[Data excerpts]
• • • • • • •
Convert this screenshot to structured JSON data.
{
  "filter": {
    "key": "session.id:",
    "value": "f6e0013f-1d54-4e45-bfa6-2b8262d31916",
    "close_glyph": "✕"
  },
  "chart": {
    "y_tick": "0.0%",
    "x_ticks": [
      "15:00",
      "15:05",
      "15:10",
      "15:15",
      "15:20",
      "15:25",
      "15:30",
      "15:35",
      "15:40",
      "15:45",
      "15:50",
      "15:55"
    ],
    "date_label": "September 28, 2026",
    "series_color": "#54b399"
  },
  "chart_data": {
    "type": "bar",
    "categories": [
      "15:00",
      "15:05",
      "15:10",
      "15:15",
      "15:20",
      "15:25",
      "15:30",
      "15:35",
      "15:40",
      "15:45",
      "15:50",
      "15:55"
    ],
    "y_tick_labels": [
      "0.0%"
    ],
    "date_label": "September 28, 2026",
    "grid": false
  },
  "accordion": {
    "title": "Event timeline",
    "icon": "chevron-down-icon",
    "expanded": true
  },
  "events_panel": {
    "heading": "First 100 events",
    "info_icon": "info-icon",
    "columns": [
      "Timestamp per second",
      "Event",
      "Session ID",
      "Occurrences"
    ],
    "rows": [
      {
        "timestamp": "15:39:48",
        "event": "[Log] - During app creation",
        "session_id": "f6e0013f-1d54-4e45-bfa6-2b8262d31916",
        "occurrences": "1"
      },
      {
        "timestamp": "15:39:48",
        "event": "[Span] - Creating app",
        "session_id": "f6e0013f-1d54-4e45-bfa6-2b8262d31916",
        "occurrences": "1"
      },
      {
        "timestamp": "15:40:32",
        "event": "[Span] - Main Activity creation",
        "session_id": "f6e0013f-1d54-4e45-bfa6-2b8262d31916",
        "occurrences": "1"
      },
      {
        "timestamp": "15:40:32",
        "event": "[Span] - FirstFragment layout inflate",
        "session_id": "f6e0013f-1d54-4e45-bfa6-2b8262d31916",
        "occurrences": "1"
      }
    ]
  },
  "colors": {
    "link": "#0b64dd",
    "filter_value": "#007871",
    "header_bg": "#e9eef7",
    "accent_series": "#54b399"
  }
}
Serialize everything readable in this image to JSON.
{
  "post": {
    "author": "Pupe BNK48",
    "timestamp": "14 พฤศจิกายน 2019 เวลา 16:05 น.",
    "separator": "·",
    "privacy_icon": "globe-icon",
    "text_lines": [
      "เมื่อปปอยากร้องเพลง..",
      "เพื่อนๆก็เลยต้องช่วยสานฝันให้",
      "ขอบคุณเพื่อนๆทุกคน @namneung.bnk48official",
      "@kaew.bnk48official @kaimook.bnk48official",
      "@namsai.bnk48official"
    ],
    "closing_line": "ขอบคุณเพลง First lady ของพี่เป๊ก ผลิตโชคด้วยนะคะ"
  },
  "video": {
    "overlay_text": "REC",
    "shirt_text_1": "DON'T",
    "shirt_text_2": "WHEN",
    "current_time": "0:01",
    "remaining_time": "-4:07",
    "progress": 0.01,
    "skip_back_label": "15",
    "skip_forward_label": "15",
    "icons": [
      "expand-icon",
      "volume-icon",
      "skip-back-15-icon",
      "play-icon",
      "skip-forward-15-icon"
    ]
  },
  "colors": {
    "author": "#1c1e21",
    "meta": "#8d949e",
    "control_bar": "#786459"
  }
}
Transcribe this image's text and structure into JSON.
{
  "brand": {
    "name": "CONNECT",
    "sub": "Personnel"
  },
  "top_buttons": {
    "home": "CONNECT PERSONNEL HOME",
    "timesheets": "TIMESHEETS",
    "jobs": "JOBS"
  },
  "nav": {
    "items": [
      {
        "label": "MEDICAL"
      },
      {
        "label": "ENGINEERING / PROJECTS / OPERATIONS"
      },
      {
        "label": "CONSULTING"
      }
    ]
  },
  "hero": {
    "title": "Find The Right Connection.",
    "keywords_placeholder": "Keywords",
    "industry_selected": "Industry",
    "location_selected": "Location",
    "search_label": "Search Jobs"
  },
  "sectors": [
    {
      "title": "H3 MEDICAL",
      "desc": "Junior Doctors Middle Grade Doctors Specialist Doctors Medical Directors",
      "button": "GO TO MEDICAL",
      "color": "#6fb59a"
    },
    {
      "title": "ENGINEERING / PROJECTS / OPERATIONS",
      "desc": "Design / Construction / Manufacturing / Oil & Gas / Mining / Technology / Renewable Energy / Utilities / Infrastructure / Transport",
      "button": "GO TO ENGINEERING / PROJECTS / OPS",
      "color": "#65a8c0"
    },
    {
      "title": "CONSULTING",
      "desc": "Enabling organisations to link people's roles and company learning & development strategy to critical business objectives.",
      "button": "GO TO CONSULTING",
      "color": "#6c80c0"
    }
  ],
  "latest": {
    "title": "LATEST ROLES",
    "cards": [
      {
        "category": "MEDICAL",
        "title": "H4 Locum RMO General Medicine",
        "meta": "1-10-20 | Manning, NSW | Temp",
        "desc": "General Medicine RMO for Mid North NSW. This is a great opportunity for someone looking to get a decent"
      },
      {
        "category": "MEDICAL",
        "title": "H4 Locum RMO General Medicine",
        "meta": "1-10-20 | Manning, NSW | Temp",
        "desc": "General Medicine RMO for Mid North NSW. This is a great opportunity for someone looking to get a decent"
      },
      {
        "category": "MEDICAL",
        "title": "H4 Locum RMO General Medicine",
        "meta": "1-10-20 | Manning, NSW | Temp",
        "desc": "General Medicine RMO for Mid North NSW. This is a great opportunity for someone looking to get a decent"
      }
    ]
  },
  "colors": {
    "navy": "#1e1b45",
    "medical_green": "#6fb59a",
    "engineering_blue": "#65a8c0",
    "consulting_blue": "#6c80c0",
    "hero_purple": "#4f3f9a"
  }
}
• • • • • • •
● **What the task asks**: Extract from the data every line where "title" shows up.

● **Answer to the task**:
    "title": "Event timeline",
    "title": "Find The Right Connection.",
      "title": "H3 MEDICAL",
      "title": "ENGINEERING / PROJECTS / OPERATIONS",
      "title": "CONSULTING",
    "title": "LATEST ROLES",
        "title": "H4 Locum RMO General Medicine",
        "title": "H4 Locum RMO General Medicine",
        "title": "H4 Locum RMO General Medicine",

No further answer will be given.